Required action: For the records below, give the number of lines in which "this" appears, and add nothing else.

Collection entries:
·····

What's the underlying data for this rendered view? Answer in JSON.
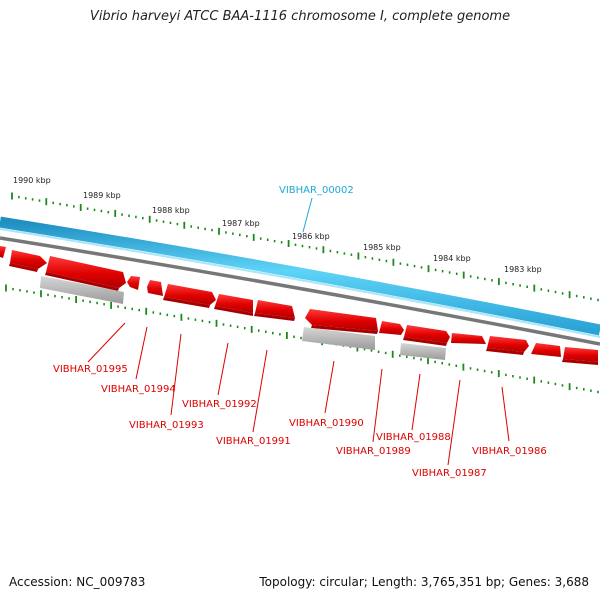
{
  "title": "Vibrio harveyi ATCC BAA-1116 chromosome I, complete genome",
  "footer": {
    "accession": "Accession: NC_009783",
    "summary": "Topology: circular; Length: 3,765,351 bp; Genes: 3,688"
  },
  "colors": {
    "gene_forward": "#ee0000",
    "gene_reverse": "#ee0000",
    "pseudo_gray": "#b8b8b8",
    "backbone_cyan": "#3cbde6",
    "backbone_gray": "#7a7a7a",
    "ticks": "#1a8a1a",
    "label_red": "#dd0000",
    "label_cyan": "#1ea9d6"
  },
  "scale": {
    "unit": "kbp",
    "ticks": [
      "1990 kbp",
      "1989 kbp",
      "1988 kbp",
      "1987 kbp",
      "1986 kbp",
      "1985 kbp",
      "1984 kbp",
      "1983 kbp"
    ]
  },
  "features": {
    "top_label": "VIBHAR_00002",
    "gene_labels": [
      "VIBHAR_01995",
      "VIBHAR_01994",
      "VIBHAR_01993",
      "VIBHAR_01992",
      "VIBHAR_01991",
      "VIBHAR_01990",
      "VIBHAR_01989",
      "VIBHAR_01988",
      "VIBHAR_01987",
      "VIBHAR_01986"
    ]
  }
}
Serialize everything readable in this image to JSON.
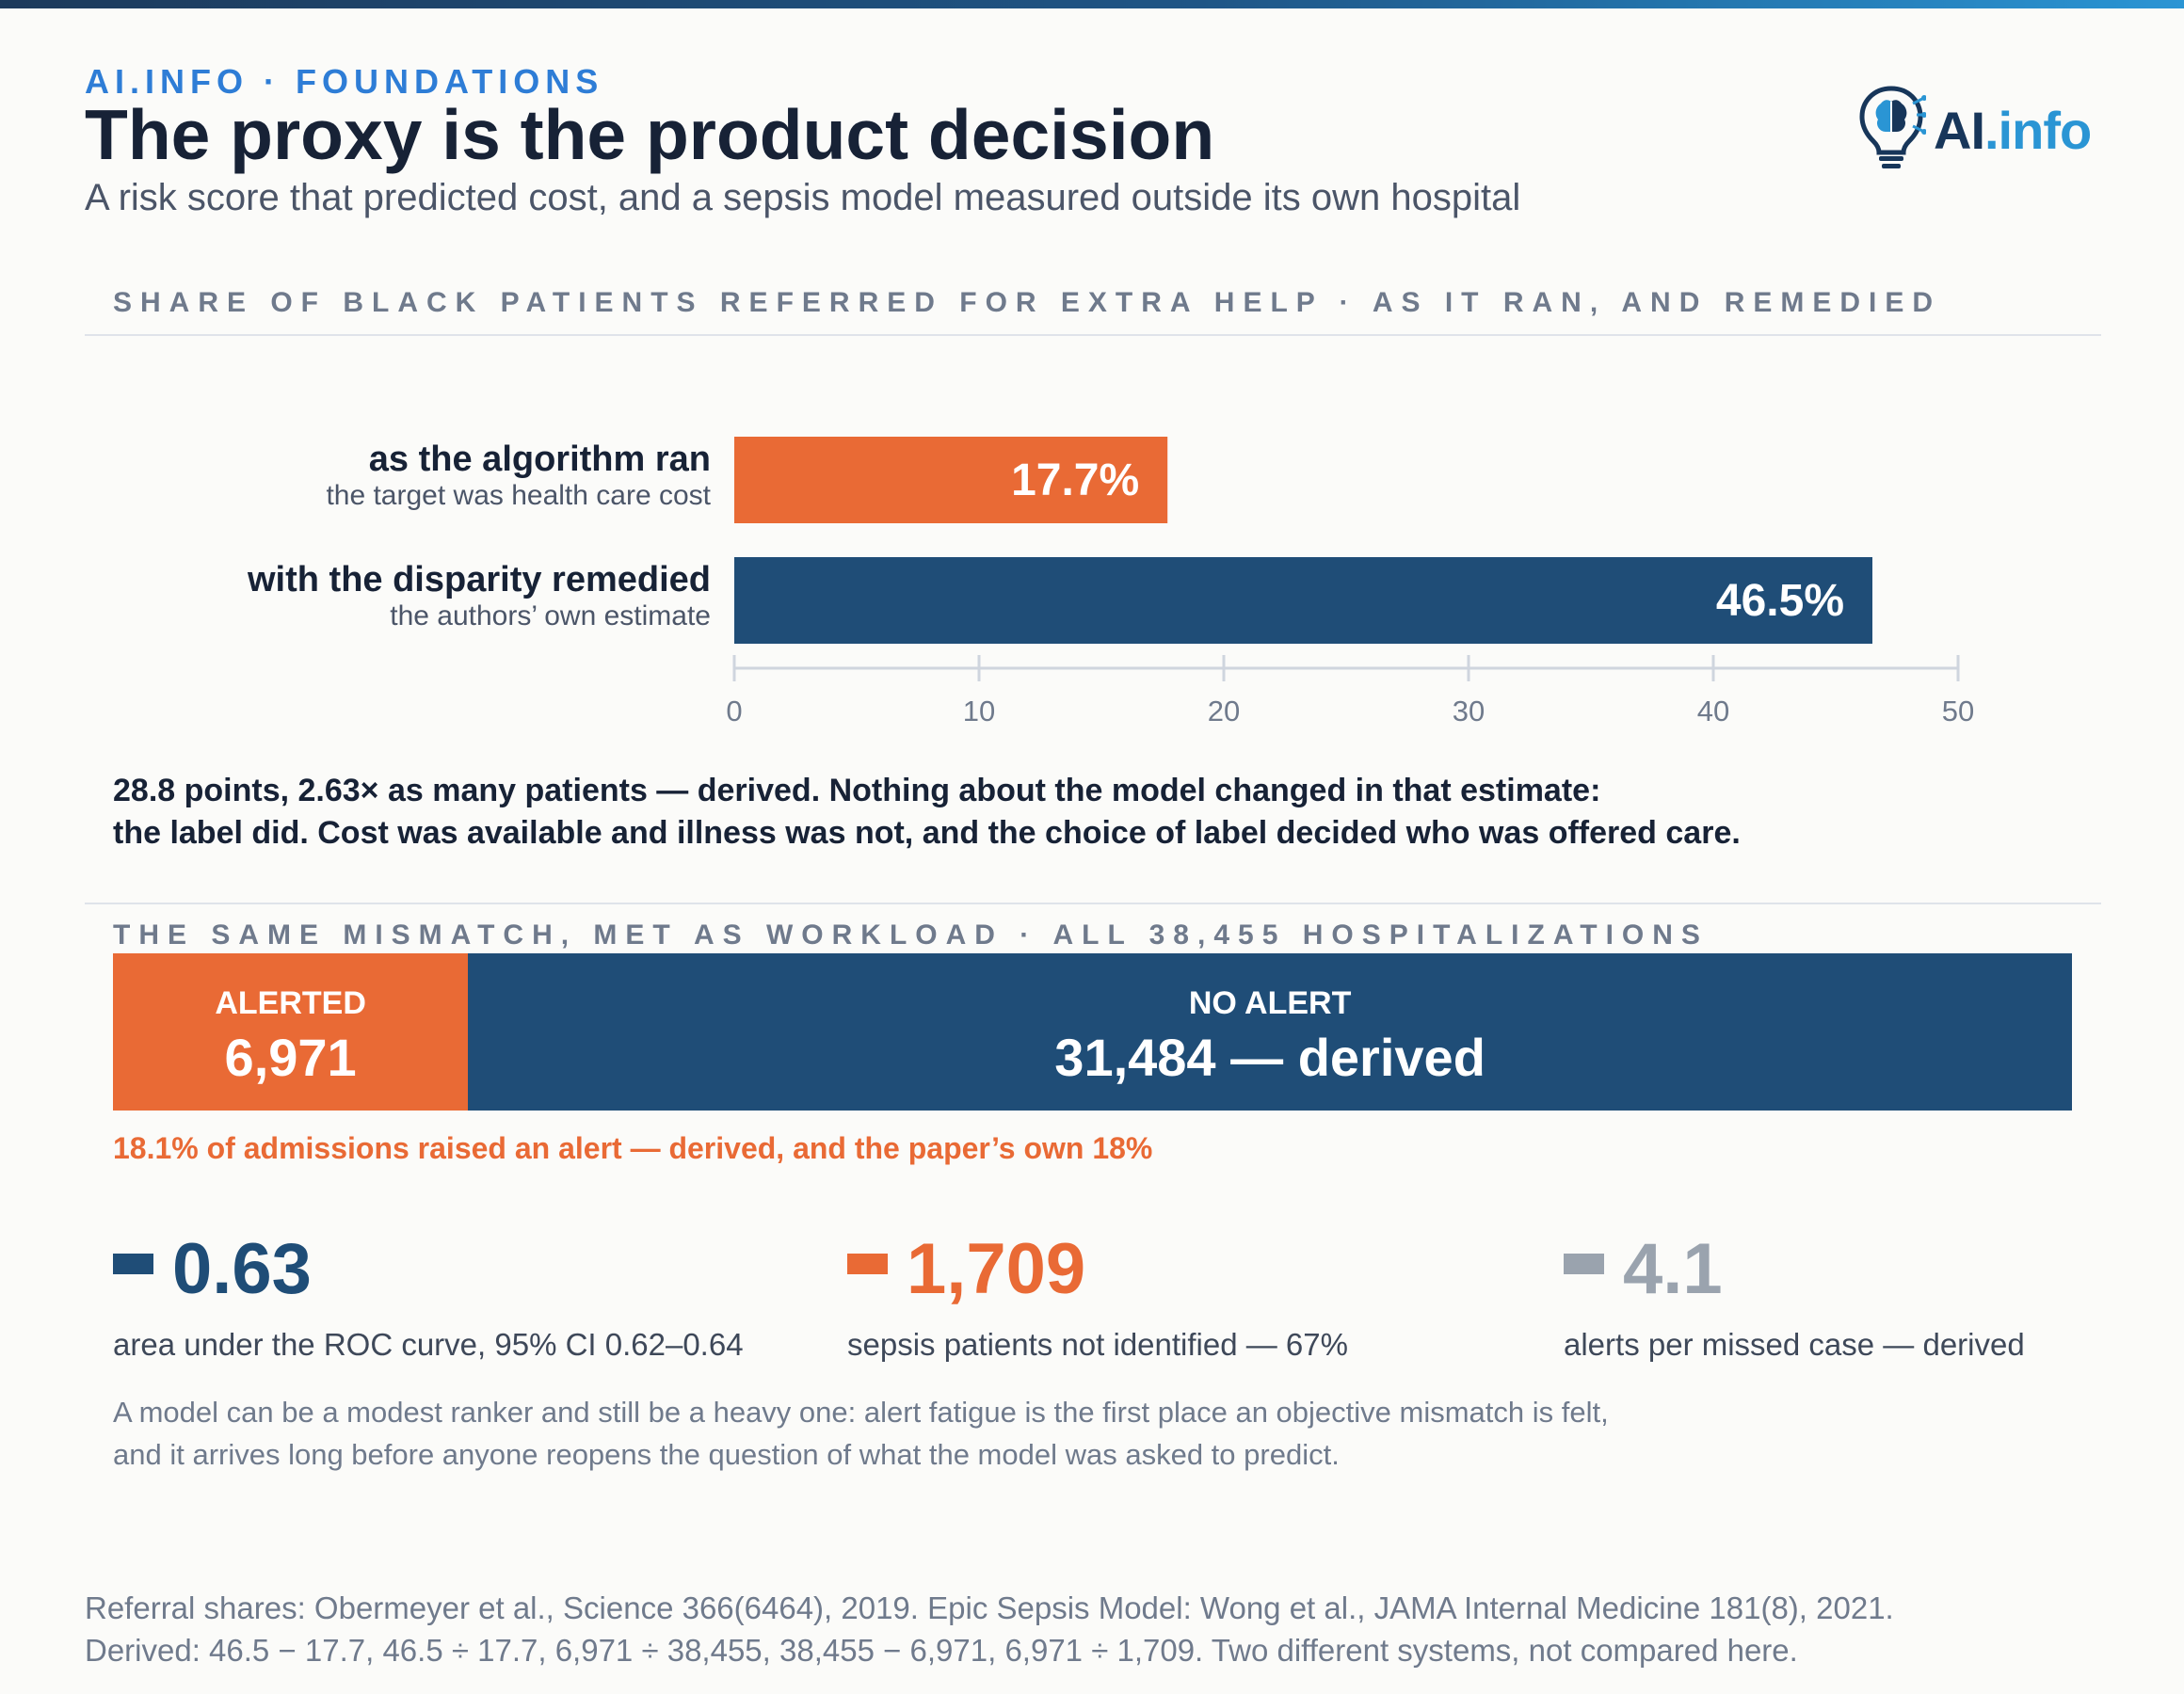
{
  "header": {
    "eyebrow": "AI.INFO · FOUNDATIONS",
    "title": "The proxy is the product decision",
    "subtitle": "A risk score that predicted cost, and a sepsis model measured outside its own hospital",
    "logo": {
      "ai": "AI",
      "info": ".info",
      "icon": "lightbulb-brain-icon"
    }
  },
  "section1": {
    "label": "SHARE OF BLACK PATIENTS REFERRED FOR EXTRA HELP · AS IT RAN, AND REMEDIED"
  },
  "chart_data": {
    "type": "bar",
    "orientation": "horizontal",
    "categories": [
      "as the algorithm ran",
      "with the disparity remedied"
    ],
    "category_notes": [
      "the target was health care cost",
      "the authors’ own estimate"
    ],
    "values": [
      17.7,
      46.5
    ],
    "value_labels": [
      "17.7%",
      "46.5%"
    ],
    "colors": [
      "#e96a35",
      "#1f4d77"
    ],
    "xlim": [
      0,
      50
    ],
    "ticks": [
      0,
      10,
      20,
      30,
      40,
      50
    ],
    "grid": false
  },
  "note1": {
    "line1": "28.8 points, 2.63× as many patients — derived. Nothing about the model changed in that estimate:",
    "line2": "the label did. Cost was available and illness was not, and the choice of label decided who was offered care."
  },
  "section2": {
    "label": "THE SAME MISMATCH, MET AS WORKLOAD · ALL 38,455 HOSPITALIZATIONS"
  },
  "workload": {
    "total": 38455,
    "alerted": {
      "label": "ALERTED",
      "value": 6971,
      "display": "6,971",
      "color": "#e96a35"
    },
    "no_alert": {
      "label": "NO ALERT",
      "value": 31484,
      "display": "31,484 — derived",
      "color": "#1f4d77"
    },
    "note": "18.1% of admissions raised an alert — derived, and the paper’s own 18%"
  },
  "stats": [
    {
      "value": "0.63",
      "desc": "area under the ROC curve, 95% CI 0.62–0.64",
      "color": "#1f4d77"
    },
    {
      "value": "1,709",
      "desc": "sepsis patients not identified — 67%",
      "color": "#e96a35"
    },
    {
      "value": "4.1",
      "desc": "alerts per missed case — derived",
      "color": "#9aa3ae"
    }
  ],
  "note2": {
    "line1": "A model can be a modest ranker and still be a heavy one: alert fatigue is the first place an objective mismatch is felt,",
    "line2": "and it arrives long before anyone reopens the question of what the model was asked to predict."
  },
  "footer": {
    "line1": "Referral shares: Obermeyer et al., Science 366(6464), 2019. Epic Sepsis Model: Wong et al., JAMA Internal Medicine 181(8), 2021.",
    "line2": "Derived: 46.5 − 17.7, 46.5 ÷ 17.7, 6,971 ÷ 38,455, 38,455 − 6,971, 6,971 ÷ 1,709. Two different systems, not compared here."
  }
}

·····

Reply: 2